## Exercise description
Swap every "line-value-label" in the items below for "line-data-label" and reproduce all the lines otherwise unchanged, omitting the picture.
════════════════════
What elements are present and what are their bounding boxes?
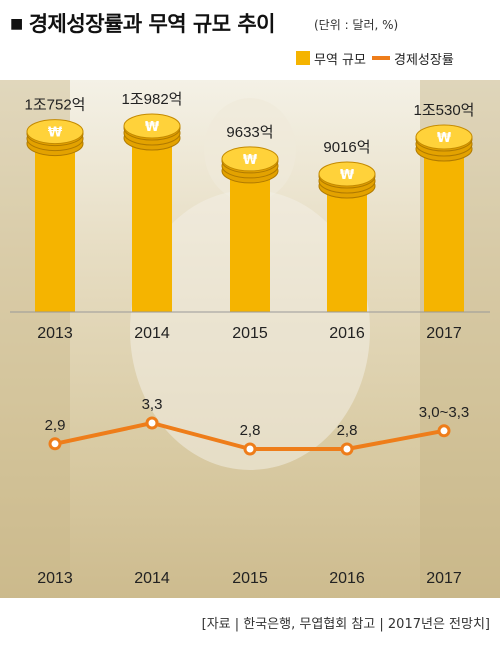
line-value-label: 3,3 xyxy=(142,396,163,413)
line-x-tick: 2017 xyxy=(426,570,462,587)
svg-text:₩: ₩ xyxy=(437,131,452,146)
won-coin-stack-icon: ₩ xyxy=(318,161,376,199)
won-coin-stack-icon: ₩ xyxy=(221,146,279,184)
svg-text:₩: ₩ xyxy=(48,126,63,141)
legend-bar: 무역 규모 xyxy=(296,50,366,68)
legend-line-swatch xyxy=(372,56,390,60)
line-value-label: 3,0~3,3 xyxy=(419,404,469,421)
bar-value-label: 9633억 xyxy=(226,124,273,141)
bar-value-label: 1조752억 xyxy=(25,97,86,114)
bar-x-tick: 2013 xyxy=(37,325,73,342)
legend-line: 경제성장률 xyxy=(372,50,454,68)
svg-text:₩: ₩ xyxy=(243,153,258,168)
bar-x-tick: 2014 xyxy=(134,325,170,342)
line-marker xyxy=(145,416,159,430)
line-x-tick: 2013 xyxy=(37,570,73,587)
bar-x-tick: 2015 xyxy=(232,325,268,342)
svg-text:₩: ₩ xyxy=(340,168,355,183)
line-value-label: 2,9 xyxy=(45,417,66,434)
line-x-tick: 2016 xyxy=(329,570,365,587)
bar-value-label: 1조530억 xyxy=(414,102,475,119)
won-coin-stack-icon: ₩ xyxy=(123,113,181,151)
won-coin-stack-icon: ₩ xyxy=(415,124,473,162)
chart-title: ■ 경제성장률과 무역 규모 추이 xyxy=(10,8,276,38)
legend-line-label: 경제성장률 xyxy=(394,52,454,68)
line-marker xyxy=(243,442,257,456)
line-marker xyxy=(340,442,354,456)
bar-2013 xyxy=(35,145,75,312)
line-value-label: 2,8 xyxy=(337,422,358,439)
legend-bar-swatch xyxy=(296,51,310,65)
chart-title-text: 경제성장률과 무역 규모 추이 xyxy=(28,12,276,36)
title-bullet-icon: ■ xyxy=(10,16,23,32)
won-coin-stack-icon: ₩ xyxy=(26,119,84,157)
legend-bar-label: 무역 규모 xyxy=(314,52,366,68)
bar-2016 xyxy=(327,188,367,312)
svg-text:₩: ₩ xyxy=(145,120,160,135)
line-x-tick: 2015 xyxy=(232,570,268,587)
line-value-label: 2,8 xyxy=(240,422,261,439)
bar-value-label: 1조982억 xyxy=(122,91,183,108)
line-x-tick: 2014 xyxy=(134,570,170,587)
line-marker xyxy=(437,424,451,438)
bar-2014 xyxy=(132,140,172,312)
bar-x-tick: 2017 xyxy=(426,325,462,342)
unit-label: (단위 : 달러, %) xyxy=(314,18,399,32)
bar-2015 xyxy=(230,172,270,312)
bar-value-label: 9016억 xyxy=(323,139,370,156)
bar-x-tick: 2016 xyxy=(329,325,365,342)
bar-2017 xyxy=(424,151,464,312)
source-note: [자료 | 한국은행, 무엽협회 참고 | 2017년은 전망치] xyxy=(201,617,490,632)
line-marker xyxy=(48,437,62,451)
════════════════════
## Solution to the problem
What elements are present and what are their bounding boxes?
line-data-label: 3,3 xyxy=(142,396,163,413)
line-x-tick: 2017 xyxy=(426,570,462,587)
svg-text:₩: ₩ xyxy=(437,131,452,146)
won-coin-stack-icon: ₩ xyxy=(318,161,376,199)
won-coin-stack-icon: ₩ xyxy=(221,146,279,184)
svg-text:₩: ₩ xyxy=(48,126,63,141)
legend-bar: 무역 규모 xyxy=(296,50,366,68)
legend-line-swatch xyxy=(372,56,390,60)
line-data-label: 3,0~3,3 xyxy=(419,404,469,421)
bar-value-label: 9633억 xyxy=(226,124,273,141)
bar-value-label: 1조752억 xyxy=(25,97,86,114)
bar-x-tick: 2013 xyxy=(37,325,73,342)
legend-line: 경제성장률 xyxy=(372,50,454,68)
svg-text:₩: ₩ xyxy=(243,153,258,168)
bar-x-tick: 2014 xyxy=(134,325,170,342)
line-marker xyxy=(145,416,159,430)
line-x-tick: 2013 xyxy=(37,570,73,587)
bar-x-tick: 2015 xyxy=(232,325,268,342)
svg-text:₩: ₩ xyxy=(340,168,355,183)
line-data-label: 2,9 xyxy=(45,417,66,434)
line-x-tick: 2016 xyxy=(329,570,365,587)
bar-value-label: 1조530억 xyxy=(414,102,475,119)
won-coin-stack-icon: ₩ xyxy=(123,113,181,151)
won-coin-stack-icon: ₩ xyxy=(415,124,473,162)
chart-title: ■ 경제성장률과 무역 규모 추이 xyxy=(10,8,276,38)
legend-line-label: 경제성장률 xyxy=(394,52,454,68)
line-marker xyxy=(243,442,257,456)
line-marker xyxy=(340,442,354,456)
bar-2013 xyxy=(35,145,75,312)
line-data-label: 2,8 xyxy=(337,422,358,439)
legend-bar-swatch xyxy=(296,51,310,65)
chart-title-text: 경제성장률과 무역 규모 추이 xyxy=(28,12,276,36)
title-bullet-icon: ■ xyxy=(10,16,23,32)
won-coin-stack-icon: ₩ xyxy=(26,119,84,157)
legend-bar-label: 무역 규모 xyxy=(314,52,366,68)
bar-2016 xyxy=(327,188,367,312)
svg-text:₩: ₩ xyxy=(145,120,160,135)
line-x-tick: 2015 xyxy=(232,570,268,587)
line-data-label: 2,8 xyxy=(240,422,261,439)
bar-value-label: 1조982억 xyxy=(122,91,183,108)
line-x-tick: 2014 xyxy=(134,570,170,587)
line-marker xyxy=(437,424,451,438)
bar-2014 xyxy=(132,140,172,312)
bar-x-tick: 2017 xyxy=(426,325,462,342)
unit-label: (단위 : 달러, %) xyxy=(314,18,399,32)
bar-2015 xyxy=(230,172,270,312)
bar-value-label: 9016억 xyxy=(323,139,370,156)
bar-x-tick: 2016 xyxy=(329,325,365,342)
bar-2017 xyxy=(424,151,464,312)
source-note: [자료 | 한국은행, 무엽협회 참고 | 2017년은 전망치] xyxy=(201,617,490,632)
line-marker xyxy=(48,437,62,451)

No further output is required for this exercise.